- WHAT TO WORK ON -
Scan the data below and pick out the lines containing the word "innen".

────────────────────

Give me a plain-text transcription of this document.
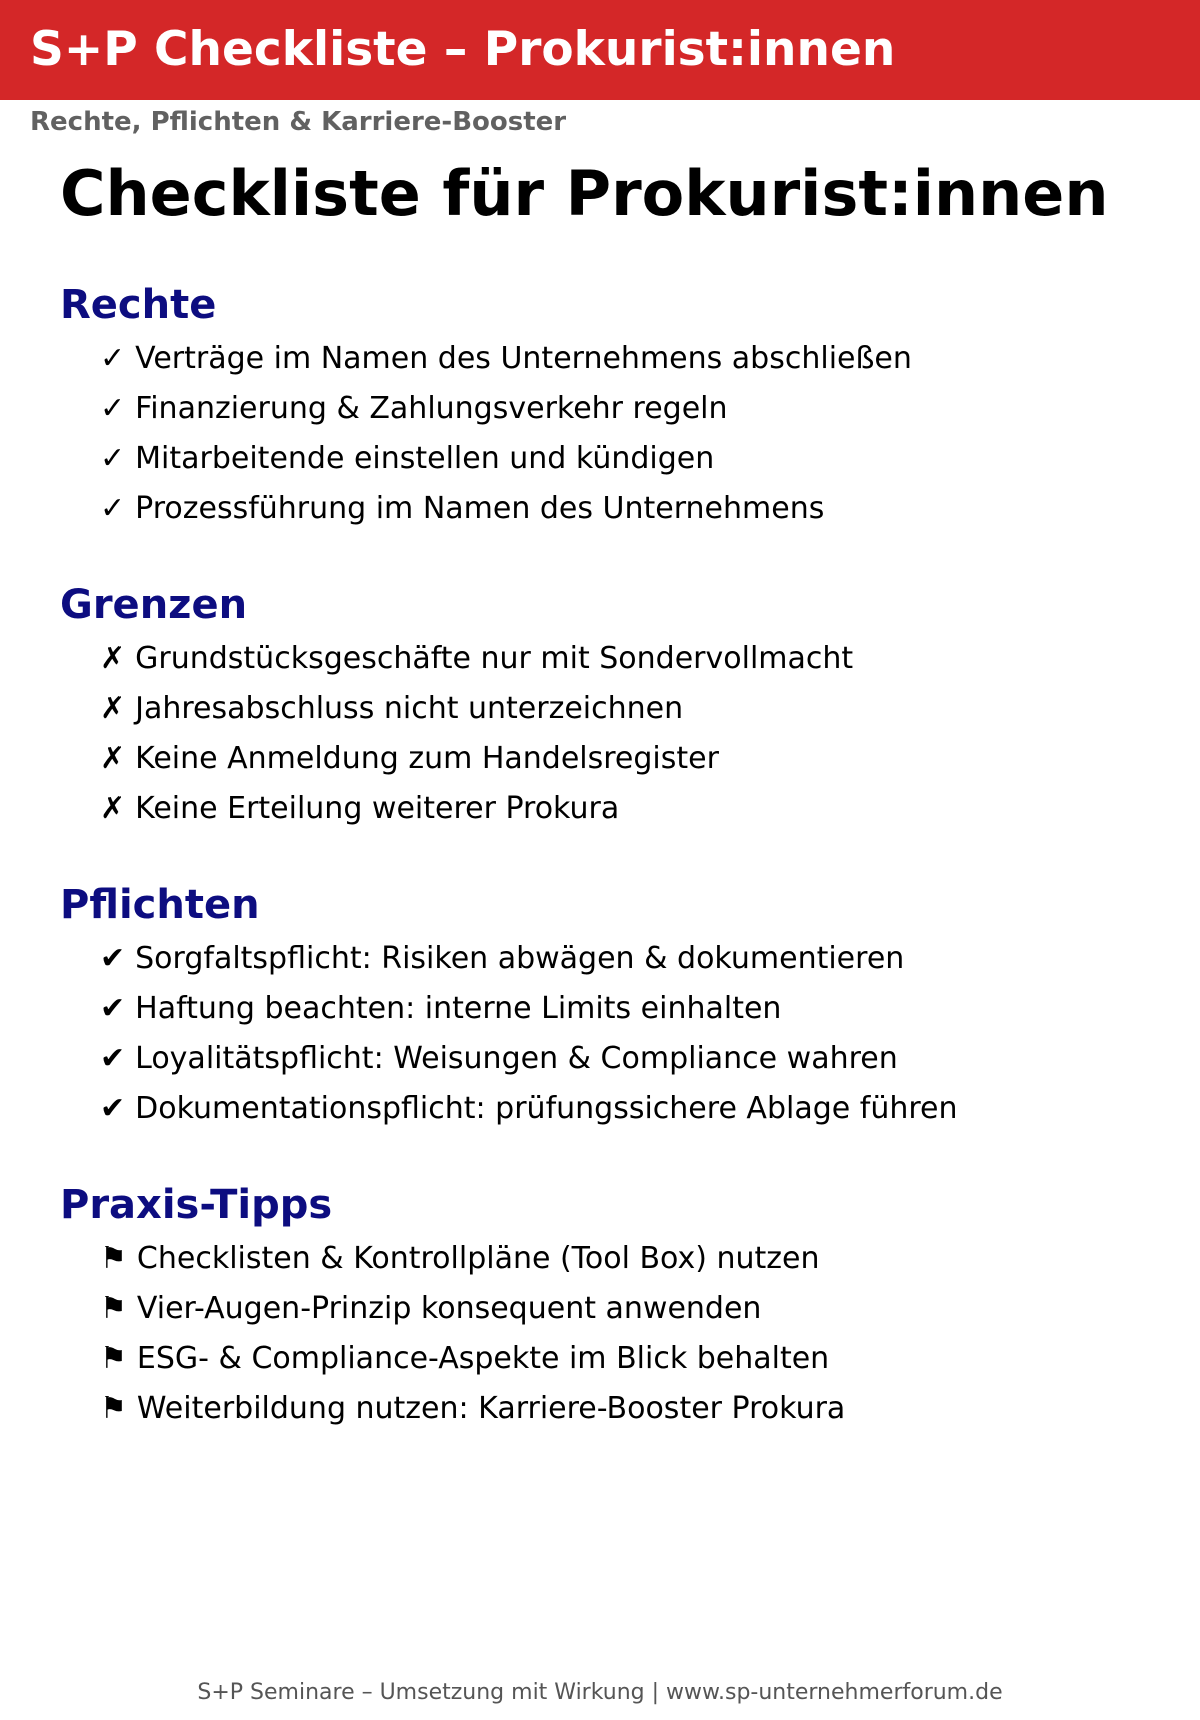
S+P Checkliste – Prokurist:innen
Rechte, Pflichten & Karriere-Booster
Checkliste für Prokurist:innen
Rechte
✓ Verträge im Namen des Unternehmens abschließen
✓ Finanzierung & Zahlungsverkehr regeln
✓ Mitarbeitende einstellen und kündigen
✓ Prozessführung im Namen des Unternehmens
Grenzen
✗ Grundstücksgeschäfte nur mit Sondervollmacht
✗ Jahresabschluss nicht unterzeichnen
✗ Keine Anmeldung zum Handelsregister
✗ Keine Erteilung weiterer Prokura
Pflichten
✔ Sorgfaltspflicht: Risiken abwägen & dokumentieren
✔ Haftung beachten: interne Limits einhalten
✔ Loyalitätspflicht: Weisungen & Compliance wahren
✔ Dokumentationspflicht: prüfungssichere Ablage führen
Praxis-Tipps
⚑ Checklisten & Kontrollpläne (Tool Box) nutzen
⚑ Vier-Augen-Prinzip konsequent anwenden
⚑ ESG- & Compliance-Aspekte im Blick behalten
⚑ Weiterbildung nutzen: Karriere-Booster Prokura
S+P Seminare – Umsetzung mit Wirkung | www.sp-unternehmerforum.de
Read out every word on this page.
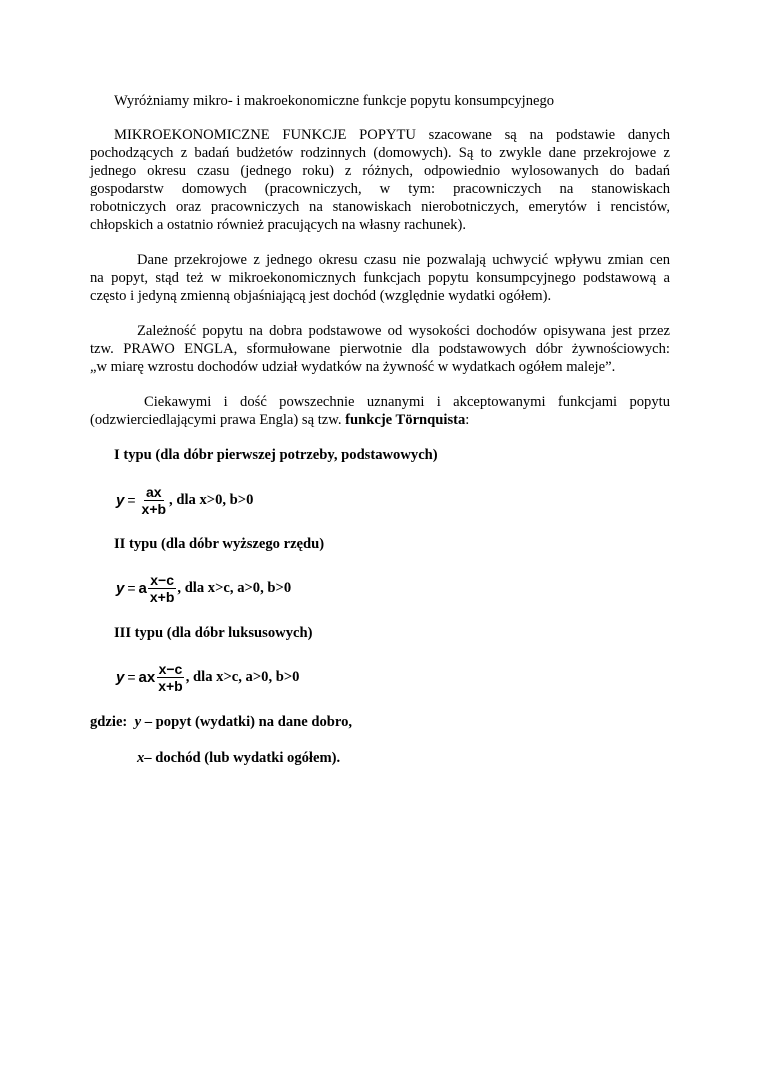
Wyróżniamy mikro- i makroekonomiczne funkcje popytu konsumpcyjnego
MIKROEKONOMICZNE FUNKCJE POPYTU szacowane są na podstawie danych
pochodzących z badań budżetów rodzinnych (domowych). Są to zwykle dane przekrojowe z
jednego okresu czasu (jednego roku) z różnych, odpowiednio wylosowanych do badań
gospodarstw domowych (pracowniczych, w tym: pracowniczych na stanowiskach
robotniczych oraz pracowniczych na stanowiskach nierobotniczych, emerytów i rencistów,
chłopskich a ostatnio również pracujących na własny rachunek).
Dane przekrojowe z jednego okresu czasu nie pozwalają uchwycić wpływu zmian cen
na popyt, stąd też w mikroekonomicznych funkcjach popytu konsumpcyjnego podstawową a
często i jedyną zmienną objaśniającą jest dochód (względnie wydatki ogółem).
Zależność popytu na dobra podstawowe od wysokości dochodów opisywana jest przez
tzw. PRAWO ENGLA, sformułowane pierwotnie dla podstawowych dóbr żywnościowych:
„w miarę wzrostu dochodów udział wydatków na żywność w wydatkach ogółem maleje”.
Ciekawymi i dość powszechnie uznanymi i akceptowanymi funkcjami popytu
(odzwierciedlającymi prawa Engla) są tzw. funkcje Törnquista:
I typu (dla dóbr pierwszej potrzeby, podstawowych)
$y = \frac{ax}{x+b}$ , dla x>0, b>0
II typu (dla dóbr wyższego rzędu)
y = a $\frac{x-c}{x+b}$ , dla x>c, a>0, b>0
III typu (dla dóbr luksusowych)
y = ax $\frac{x-c}{x+b}$ , dla x>c, a>0, b>0
gdzie: y – popyt (wydatki) na dane dobro,
x– dochód (lub wydatki ogółem).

────────────────────

- EXERCISE OUTPUT -
S+P Checkliste – Prokurist:innen
Checkliste für Prokurist:innen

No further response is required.